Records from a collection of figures
──────────

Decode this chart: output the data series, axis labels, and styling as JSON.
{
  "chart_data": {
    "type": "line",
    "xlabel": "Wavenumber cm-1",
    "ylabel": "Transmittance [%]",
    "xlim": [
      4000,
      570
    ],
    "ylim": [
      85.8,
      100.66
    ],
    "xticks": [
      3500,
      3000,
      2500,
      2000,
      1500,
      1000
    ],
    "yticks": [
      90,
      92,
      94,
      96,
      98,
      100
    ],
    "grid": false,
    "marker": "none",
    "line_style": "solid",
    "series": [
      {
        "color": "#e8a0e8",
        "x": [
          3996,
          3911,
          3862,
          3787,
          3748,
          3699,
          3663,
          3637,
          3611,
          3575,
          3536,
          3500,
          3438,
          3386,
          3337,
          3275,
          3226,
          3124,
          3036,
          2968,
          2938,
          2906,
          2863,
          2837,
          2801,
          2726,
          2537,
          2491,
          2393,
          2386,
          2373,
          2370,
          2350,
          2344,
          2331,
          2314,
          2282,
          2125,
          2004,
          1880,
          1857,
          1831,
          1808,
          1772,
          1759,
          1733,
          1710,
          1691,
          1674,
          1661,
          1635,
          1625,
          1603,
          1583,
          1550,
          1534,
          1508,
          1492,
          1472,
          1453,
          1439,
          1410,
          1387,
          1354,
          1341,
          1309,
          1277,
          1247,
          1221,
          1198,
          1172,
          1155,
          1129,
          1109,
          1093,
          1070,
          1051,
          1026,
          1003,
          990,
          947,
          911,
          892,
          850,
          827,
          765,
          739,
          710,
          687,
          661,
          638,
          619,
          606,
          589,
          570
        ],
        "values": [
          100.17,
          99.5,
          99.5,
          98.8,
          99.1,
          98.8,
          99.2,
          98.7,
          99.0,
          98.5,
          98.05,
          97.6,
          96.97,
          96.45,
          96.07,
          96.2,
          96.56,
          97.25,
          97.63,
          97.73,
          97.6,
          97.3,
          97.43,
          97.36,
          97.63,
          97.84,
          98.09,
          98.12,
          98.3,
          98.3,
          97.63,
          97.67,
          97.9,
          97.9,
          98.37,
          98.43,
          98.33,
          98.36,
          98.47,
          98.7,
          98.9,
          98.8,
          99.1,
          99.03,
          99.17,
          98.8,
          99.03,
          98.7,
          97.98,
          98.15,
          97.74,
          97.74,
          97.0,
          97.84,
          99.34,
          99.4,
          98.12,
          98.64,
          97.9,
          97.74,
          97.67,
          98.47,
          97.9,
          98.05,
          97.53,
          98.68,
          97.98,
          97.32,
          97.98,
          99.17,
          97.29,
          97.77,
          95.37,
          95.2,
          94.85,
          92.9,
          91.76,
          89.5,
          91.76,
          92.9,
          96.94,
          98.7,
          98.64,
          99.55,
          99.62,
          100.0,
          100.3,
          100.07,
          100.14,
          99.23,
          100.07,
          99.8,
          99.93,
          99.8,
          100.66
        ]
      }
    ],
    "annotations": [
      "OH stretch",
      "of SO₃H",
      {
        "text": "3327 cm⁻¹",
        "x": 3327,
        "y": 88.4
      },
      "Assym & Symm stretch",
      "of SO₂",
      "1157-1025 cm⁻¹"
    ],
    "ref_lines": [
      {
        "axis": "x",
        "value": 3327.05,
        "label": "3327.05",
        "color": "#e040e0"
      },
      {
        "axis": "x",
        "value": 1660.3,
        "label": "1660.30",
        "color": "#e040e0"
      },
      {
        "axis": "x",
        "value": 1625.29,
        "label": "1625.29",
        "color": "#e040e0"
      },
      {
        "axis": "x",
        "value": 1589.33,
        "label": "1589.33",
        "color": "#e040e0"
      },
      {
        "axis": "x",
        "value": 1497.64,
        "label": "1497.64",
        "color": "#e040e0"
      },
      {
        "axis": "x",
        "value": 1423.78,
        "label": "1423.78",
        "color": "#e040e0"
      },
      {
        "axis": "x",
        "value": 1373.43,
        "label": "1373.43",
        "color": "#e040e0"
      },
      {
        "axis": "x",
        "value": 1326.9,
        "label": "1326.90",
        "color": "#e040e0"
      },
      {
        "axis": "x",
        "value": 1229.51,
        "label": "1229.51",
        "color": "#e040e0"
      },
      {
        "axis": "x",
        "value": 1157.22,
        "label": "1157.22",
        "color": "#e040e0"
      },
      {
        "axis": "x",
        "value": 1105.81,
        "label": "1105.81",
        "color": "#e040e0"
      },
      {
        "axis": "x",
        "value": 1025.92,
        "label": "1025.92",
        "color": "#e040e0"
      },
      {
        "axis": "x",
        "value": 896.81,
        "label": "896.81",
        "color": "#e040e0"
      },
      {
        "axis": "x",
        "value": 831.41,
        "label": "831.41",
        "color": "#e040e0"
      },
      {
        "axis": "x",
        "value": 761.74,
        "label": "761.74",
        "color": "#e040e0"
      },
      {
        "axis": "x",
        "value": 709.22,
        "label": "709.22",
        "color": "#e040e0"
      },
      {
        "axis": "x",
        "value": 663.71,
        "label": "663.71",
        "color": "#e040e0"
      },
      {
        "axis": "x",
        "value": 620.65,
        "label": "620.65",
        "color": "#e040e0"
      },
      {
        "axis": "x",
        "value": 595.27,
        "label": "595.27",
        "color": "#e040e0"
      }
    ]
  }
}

──────────

§ **YOUR TASK**: Extract the complete listing verbatim.

§ **SOLUTION FOR THIS TASK**:
Decode this chart: output the data series, axis labels, and styling as JSON.
{
  "chart_data": {
    "type": "line",
    "xlabel": "Wavenumber cm-1",
    "ylabel": "Transmittance [%]",
    "xlim": [
      4000,
      570
    ],
    "ylim": [
      85.8,
      100.66
    ],
    "xticks": [
      3500,
      3000,
      2500,
      2000,
      1500,
      1000
    ],
    "yticks": [
      90,
      92,
      94,
      96,
      98,
      100
    ],
    "grid": false,
    "marker": "none",
    "line_style": "solid",
    "series": [
      {
        "color": "#e8a0e8",
        "x": [
          3996,
          3911,
          3862,
          3787,
          3748,
          3699,
          3663,
          3637,
          3611,
          3575,
          3536,
          3500,
          3438,
          3386,
          3337,
          3275,
          3226,
          3124,
          3036,
          2968,
          2938,
          2906,
          2863,
          2837,
          2801,
          2726,
          2537,
          2491,
          2393,
          2386,
          2373,
          2370,
          2350,
          2344,
          2331,
          2314,
          2282,
          2125,
          2004,
          1880,
          1857,
          1831,
          1808,
          1772,
          1759,
          1733,
          1710,
          1691,
          1674,
          1661,
          1635,
          1625,
          1603,
          1583,
          1550,
          1534,
          1508,
          1492,
          1472,
          1453,
          1439,
          1410,
          1387,
          1354,
          1341,
          1309,
          1277,
          1247,
          1221,
          1198,
          1172,
          1155,
          1129,
          1109,
          1093,
          1070,
          1051,
          1026,
          1003,
          990,
          947,
          911,
          892,
          850,
          827,
          765,
          739,
          710,
          687,
          661,
          638,
          619,
          606,
          589,
          570
        ],
        "values": [
          100.17,
          99.5,
          99.5,
          98.8,
          99.1,
          98.8,
          99.2,
          98.7,
          99.0,
          98.5,
          98.05,
          97.6,
          96.97,
          96.45,
          96.07,
          96.2,
          96.56,
          97.25,
          97.63,
          97.73,
          97.6,
          97.3,
          97.43,
          97.36,
          97.63,
          97.84,
          98.09,
          98.12,
          98.3,
          98.3,
          97.63,
          97.67,
          97.9,
          97.9,
          98.37,
          98.43,
          98.33,
          98.36,
          98.47,
          98.7,
          98.9,
          98.8,
          99.1,
          99.03,
          99.17,
          98.8,
          99.03,
          98.7,
          97.98,
          98.15,
          97.74,
          97.74,
          97.0,
          97.84,
          99.34,
          99.4,
          98.12,
          98.64,
          97.9,
          97.74,
          97.67,
          98.47,
          97.9,
          98.05,
          97.53,
          98.68,
          97.98,
          97.32,
          97.98,
          99.17,
          97.29,
          97.77,
          95.37,
          95.2,
          94.85,
          92.9,
          91.76,
          89.5,
          91.76,
          92.9,
          96.94,
          98.7,
          98.64,
          99.55,
          99.62,
          100.0,
          100.3,
          100.07,
          100.14,
          99.23,
          100.07,
          99.8,
          99.93,
          99.8,
          100.66
        ]
      }
    ],
    "annotations": [
      "OH stretch",
      "of SO₃H",
      {
        "text": "3327 cm⁻¹",
        "x": 3327,
        "y": 88.4
      },
      "Assym & Symm stretch",
      "of SO₂",
      "1157-1025 cm⁻¹"
    ],
    "ref_lines": [
      {
        "axis": "x",
        "value": 3327.05,
        "label": "3327.05",
        "color": "#e040e0"
      },
      {
        "axis": "x",
        "value": 1660.3,
        "label": "1660.30",
        "color": "#e040e0"
      },
      {
        "axis": "x",
        "value": 1625.29,
        "label": "1625.29",
        "color": "#e040e0"
      },
      {
        "axis": "x",
        "value": 1589.33,
        "label": "1589.33",
        "color": "#e040e0"
      },
      {
        "axis": "x",
        "value": 1497.64,
        "label": "1497.64",
        "color": "#e040e0"
      },
      {
        "axis": "x",
        "value": 1423.78,
        "label": "1423.78",
        "color": "#e040e0"
      },
      {
        "axis": "x",
        "value": 1373.43,
        "label": "1373.43",
        "color": "#e040e0"
      },
      {
        "axis": "x",
        "value": 1326.9,
        "label": "1326.90",
        "color": "#e040e0"
      },
      {
        "axis": "x",
        "value": 1229.51,
        "label": "1229.51",
        "color": "#e040e0"
      },
      {
        "axis": "x",
        "value": 1157.22,
        "label": "1157.22",
        "color": "#e040e0"
      },
      {
        "axis": "x",
        "value": 1105.81,
        "label": "1105.81",
        "color": "#e040e0"
      },
      {
        "axis": "x",
        "value": 1025.92,
        "label": "1025.92",
        "color": "#e040e0"
      },
      {
        "axis": "x",
        "value": 896.81,
        "label": "896.81",
        "color": "#e040e0"
      },
      {
        "axis": "x",
        "value": 831.41,
        "label": "831.41",
        "color": "#e040e0"
      },
      {
        "axis": "x",
        "value": 761.74,
        "label": "761.74",
        "color": "#e040e0"
      },
      {
        "axis": "x",
        "value": 709.22,
        "label": "709.22",
        "color": "#e040e0"
      },
      {
        "axis": "x",
        "value": 663.71,
        "label": "663.71",
        "color": "#e040e0"
      },
      {
        "axis": "x",
        "value": 620.65,
        "label": "620.65",
        "color": "#e040e0"
      },
      {
        "axis": "x",
        "value": 595.27,
        "label": "595.27",
        "color": "#e040e0"
      }
    ]
  }
}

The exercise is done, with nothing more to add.